» Your instructions
Make an exact copy of all the entries, with the pictures left out.

» Provided data
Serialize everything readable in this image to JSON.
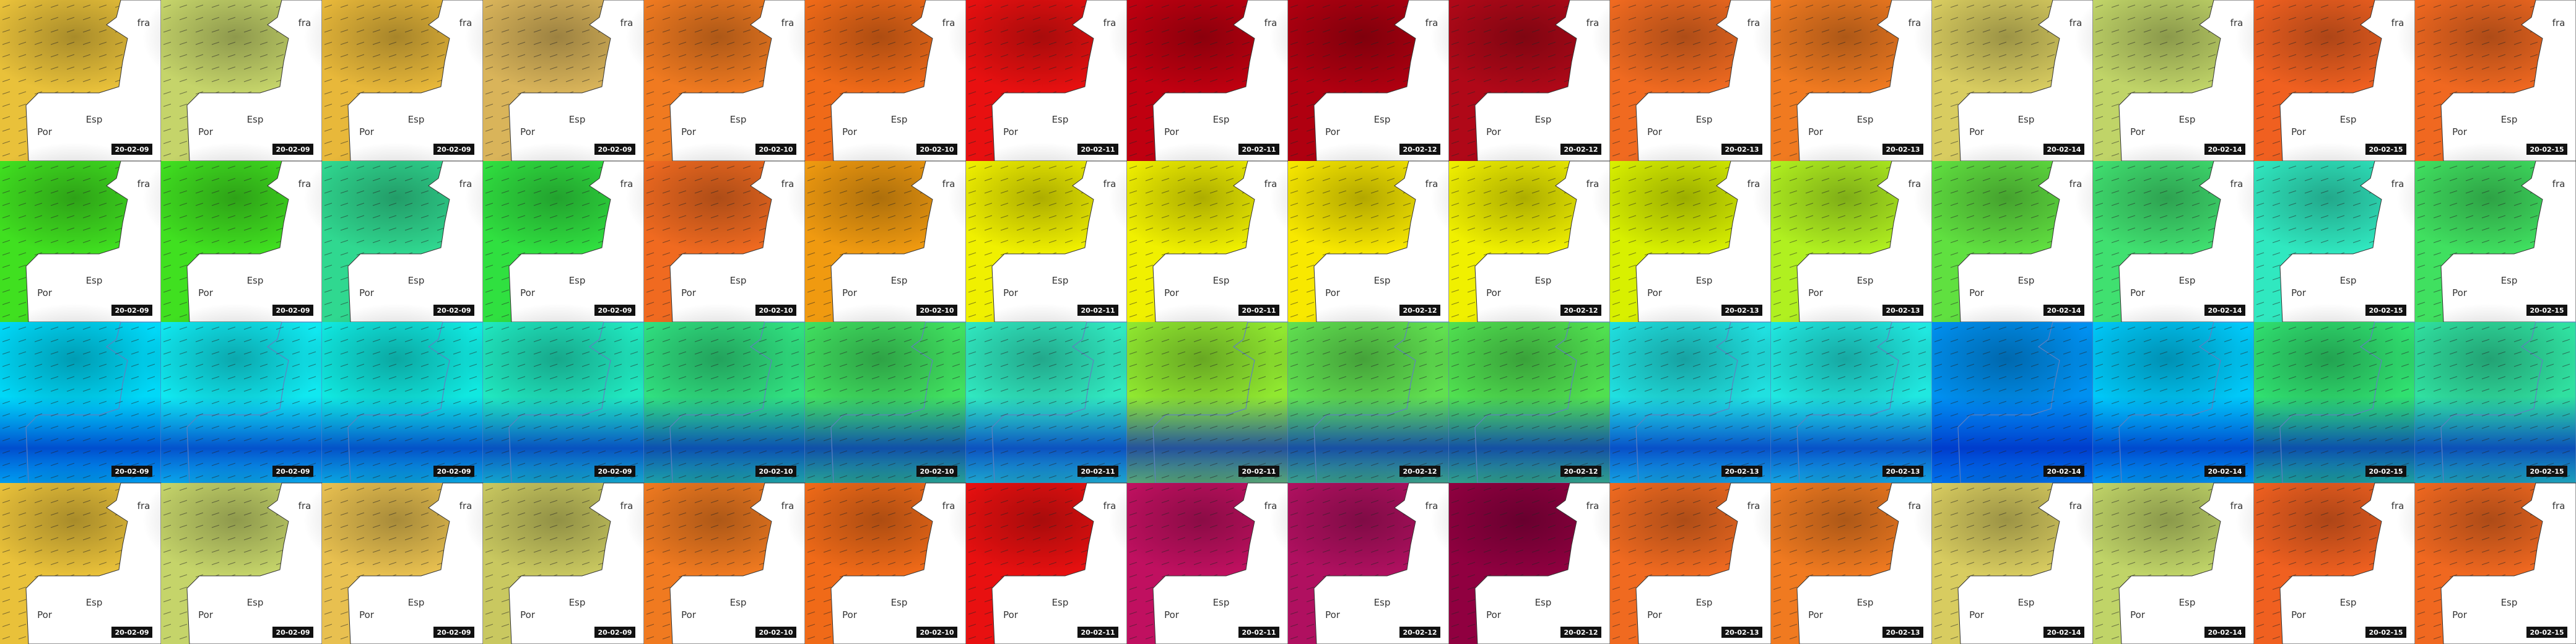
{
  "rows": [
    {
      "places": [
        "fra",
        "Esp",
        "Por"
      ],
      "dates": [
        "20-02-09",
        "20-02-09",
        "20-02-09",
        "20-02-09",
        "20-02-10",
        "20-02-10",
        "20-02-11",
        "20-02-11",
        "20-02-12",
        "20-02-12",
        "20-02-13",
        "20-02-13",
        "20-02-14",
        "20-02-14",
        "20-02-15",
        "20-02-15"
      ]
    },
    {
      "places": [
        "fra",
        "Esp",
        "Por"
      ],
      "dates": [
        "20-02-09",
        "20-02-09",
        "20-02-09",
        "20-02-09",
        "20-02-10",
        "20-02-10",
        "20-02-11",
        "20-02-11",
        "20-02-12",
        "20-02-12",
        "20-02-13",
        "20-02-13",
        "20-02-14",
        "20-02-14",
        "20-02-15",
        "20-02-15"
      ]
    },
    {
      "dates": [
        "20-02-09",
        "20-02-09",
        "20-02-09",
        "20-02-09",
        "20-02-10",
        "20-02-10",
        "20-02-11",
        "20-02-11",
        "20-02-12",
        "20-02-12",
        "20-02-13",
        "20-02-13",
        "20-02-14",
        "20-02-14",
        "20-02-15",
        "20-02-15"
      ]
    },
    {
      "places": [
        "fra",
        "Esp",
        "Por"
      ],
      "dates": [
        "20-02-09",
        "20-02-09",
        "20-02-09",
        "20-02-09",
        "20-02-10",
        "20-02-10",
        "20-02-11",
        "20-02-11",
        "20-02-12",
        "20-02-12",
        "20-02-13",
        "20-02-13",
        "20-02-14",
        "20-02-14",
        "20-02-15",
        "20-02-15"
      ]
    }
  ]
}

» The completed task
Serialize everything readable in this image to JSON.
{
  "rows": [
    {
      "places": [
        "fra",
        "Esp",
        "Por"
      ],
      "dates": [
        "20-02-09",
        "20-02-09",
        "20-02-09",
        "20-02-09",
        "20-02-10",
        "20-02-10",
        "20-02-11",
        "20-02-11",
        "20-02-12",
        "20-02-12",
        "20-02-13",
        "20-02-13",
        "20-02-14",
        "20-02-14",
        "20-02-15",
        "20-02-15"
      ]
    },
    {
      "places": [
        "fra",
        "Esp",
        "Por"
      ],
      "dates": [
        "20-02-09",
        "20-02-09",
        "20-02-09",
        "20-02-09",
        "20-02-10",
        "20-02-10",
        "20-02-11",
        "20-02-11",
        "20-02-12",
        "20-02-12",
        "20-02-13",
        "20-02-13",
        "20-02-14",
        "20-02-14",
        "20-02-15",
        "20-02-15"
      ]
    },
    {
      "dates": [
        "20-02-09",
        "20-02-09",
        "20-02-09",
        "20-02-09",
        "20-02-10",
        "20-02-10",
        "20-02-11",
        "20-02-11",
        "20-02-12",
        "20-02-12",
        "20-02-13",
        "20-02-13",
        "20-02-14",
        "20-02-14",
        "20-02-15",
        "20-02-15"
      ]
    },
    {
      "places": [
        "fra",
        "Esp",
        "Por"
      ],
      "dates": [
        "20-02-09",
        "20-02-09",
        "20-02-09",
        "20-02-09",
        "20-02-10",
        "20-02-10",
        "20-02-11",
        "20-02-11",
        "20-02-12",
        "20-02-12",
        "20-02-13",
        "20-02-13",
        "20-02-14",
        "20-02-14",
        "20-02-15",
        "20-02-15"
      ]
    }
  ]
}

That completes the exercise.